BRIEF
Copy out each line below that has the word "Region" in it.

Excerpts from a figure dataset
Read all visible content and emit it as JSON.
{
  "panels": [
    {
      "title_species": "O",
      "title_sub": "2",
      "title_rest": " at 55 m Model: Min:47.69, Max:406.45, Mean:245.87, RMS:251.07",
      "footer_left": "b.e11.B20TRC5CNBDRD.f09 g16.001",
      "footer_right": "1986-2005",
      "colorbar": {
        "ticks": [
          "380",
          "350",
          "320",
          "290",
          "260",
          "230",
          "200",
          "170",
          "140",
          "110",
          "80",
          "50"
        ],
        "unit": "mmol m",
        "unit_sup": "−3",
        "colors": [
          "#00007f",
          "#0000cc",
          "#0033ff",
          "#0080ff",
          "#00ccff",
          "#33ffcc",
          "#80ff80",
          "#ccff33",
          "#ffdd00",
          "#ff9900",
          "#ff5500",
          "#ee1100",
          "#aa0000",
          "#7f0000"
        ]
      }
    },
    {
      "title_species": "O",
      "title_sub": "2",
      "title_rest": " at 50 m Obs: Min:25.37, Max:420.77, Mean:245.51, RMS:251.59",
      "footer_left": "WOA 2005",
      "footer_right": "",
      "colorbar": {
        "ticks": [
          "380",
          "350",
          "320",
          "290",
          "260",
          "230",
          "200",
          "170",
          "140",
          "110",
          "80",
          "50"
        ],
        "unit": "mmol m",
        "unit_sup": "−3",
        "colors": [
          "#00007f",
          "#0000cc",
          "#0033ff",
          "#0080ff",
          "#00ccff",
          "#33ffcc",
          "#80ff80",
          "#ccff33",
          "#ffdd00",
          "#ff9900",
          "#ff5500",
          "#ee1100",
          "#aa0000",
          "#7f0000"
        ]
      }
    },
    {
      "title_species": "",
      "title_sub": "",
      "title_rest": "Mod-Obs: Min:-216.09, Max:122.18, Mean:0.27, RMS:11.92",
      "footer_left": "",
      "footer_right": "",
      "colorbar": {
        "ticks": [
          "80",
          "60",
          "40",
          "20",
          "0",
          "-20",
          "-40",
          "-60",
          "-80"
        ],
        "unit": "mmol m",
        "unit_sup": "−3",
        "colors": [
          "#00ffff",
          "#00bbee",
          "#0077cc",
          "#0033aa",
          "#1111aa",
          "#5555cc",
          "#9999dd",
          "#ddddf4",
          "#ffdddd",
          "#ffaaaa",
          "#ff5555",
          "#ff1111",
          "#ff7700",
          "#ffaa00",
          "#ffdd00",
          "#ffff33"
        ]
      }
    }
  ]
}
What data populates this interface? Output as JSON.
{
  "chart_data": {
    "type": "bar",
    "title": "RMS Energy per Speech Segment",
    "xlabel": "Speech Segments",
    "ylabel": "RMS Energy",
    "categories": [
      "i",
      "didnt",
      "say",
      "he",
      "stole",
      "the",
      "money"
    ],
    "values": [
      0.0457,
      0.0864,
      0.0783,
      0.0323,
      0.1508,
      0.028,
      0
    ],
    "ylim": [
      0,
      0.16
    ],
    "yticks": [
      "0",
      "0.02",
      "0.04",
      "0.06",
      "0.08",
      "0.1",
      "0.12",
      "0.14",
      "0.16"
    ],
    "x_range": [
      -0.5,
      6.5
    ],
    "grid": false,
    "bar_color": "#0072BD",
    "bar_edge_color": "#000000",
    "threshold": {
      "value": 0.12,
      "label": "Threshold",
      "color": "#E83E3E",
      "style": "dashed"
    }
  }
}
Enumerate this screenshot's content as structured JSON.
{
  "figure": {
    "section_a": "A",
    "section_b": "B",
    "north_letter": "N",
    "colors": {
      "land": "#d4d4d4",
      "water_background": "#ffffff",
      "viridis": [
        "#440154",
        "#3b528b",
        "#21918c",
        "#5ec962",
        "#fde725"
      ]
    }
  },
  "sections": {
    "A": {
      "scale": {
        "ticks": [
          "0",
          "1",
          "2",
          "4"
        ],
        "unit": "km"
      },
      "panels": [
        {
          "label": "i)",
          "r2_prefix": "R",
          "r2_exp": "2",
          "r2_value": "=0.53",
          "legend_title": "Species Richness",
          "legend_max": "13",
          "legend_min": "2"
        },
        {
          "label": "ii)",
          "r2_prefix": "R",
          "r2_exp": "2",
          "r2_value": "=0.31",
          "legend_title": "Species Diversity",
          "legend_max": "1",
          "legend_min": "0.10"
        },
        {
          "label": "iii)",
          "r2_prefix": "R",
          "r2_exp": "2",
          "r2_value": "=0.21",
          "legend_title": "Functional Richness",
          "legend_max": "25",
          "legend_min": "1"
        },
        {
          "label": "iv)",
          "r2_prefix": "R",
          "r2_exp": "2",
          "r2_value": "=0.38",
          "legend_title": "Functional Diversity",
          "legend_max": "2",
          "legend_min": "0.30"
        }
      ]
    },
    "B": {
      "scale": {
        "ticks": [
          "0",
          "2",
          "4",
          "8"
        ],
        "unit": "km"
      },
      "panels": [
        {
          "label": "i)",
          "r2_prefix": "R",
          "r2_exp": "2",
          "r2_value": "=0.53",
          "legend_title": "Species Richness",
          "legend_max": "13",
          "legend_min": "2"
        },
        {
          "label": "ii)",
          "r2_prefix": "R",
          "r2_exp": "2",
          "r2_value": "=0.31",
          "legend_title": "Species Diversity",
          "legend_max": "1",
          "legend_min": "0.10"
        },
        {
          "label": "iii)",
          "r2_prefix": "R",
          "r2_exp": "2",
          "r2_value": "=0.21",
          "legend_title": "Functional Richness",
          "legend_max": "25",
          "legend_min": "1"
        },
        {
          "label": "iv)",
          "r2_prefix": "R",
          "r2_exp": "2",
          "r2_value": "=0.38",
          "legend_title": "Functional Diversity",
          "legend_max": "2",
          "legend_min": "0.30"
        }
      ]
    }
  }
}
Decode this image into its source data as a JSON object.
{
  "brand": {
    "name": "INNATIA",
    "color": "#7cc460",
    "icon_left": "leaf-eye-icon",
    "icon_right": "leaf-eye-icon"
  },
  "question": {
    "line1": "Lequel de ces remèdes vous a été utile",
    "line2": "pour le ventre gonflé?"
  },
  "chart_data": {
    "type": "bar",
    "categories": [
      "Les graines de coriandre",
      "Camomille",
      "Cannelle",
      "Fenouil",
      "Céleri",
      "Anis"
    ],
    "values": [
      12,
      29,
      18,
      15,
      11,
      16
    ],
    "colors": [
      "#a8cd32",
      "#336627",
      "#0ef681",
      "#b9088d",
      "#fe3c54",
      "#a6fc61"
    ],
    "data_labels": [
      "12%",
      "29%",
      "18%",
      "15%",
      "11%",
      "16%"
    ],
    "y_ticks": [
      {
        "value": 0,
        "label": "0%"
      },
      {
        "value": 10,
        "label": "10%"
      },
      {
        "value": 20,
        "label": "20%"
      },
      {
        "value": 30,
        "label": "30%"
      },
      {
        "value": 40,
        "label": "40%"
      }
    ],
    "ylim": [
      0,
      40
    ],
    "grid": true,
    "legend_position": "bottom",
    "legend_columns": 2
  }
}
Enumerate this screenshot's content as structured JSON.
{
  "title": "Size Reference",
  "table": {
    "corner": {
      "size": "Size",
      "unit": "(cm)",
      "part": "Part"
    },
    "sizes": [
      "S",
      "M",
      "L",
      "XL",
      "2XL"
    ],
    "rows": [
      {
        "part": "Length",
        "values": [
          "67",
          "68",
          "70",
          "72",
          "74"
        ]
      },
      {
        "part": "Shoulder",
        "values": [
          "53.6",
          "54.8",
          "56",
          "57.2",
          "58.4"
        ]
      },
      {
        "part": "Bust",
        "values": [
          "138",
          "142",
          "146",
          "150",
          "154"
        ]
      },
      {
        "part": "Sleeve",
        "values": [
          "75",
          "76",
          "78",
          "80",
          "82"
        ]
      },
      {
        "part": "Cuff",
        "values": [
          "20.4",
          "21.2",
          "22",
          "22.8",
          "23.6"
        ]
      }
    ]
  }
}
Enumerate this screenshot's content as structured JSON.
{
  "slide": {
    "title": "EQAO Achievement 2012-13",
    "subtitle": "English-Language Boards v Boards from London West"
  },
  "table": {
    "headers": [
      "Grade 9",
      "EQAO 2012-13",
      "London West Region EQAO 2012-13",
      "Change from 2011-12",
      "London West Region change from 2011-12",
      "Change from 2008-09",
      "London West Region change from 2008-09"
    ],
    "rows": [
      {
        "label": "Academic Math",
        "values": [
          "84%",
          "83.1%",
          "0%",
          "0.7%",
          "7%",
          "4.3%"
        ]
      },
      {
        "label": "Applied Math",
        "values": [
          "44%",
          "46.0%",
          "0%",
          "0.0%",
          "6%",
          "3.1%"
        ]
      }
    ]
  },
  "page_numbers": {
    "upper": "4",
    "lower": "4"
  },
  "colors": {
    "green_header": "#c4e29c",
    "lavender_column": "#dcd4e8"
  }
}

FINISHED EXERCISE
      "London West Region EQAO 2012-13",
      "London West Region change from 2011-12",
      "London West Region change from 2008-09"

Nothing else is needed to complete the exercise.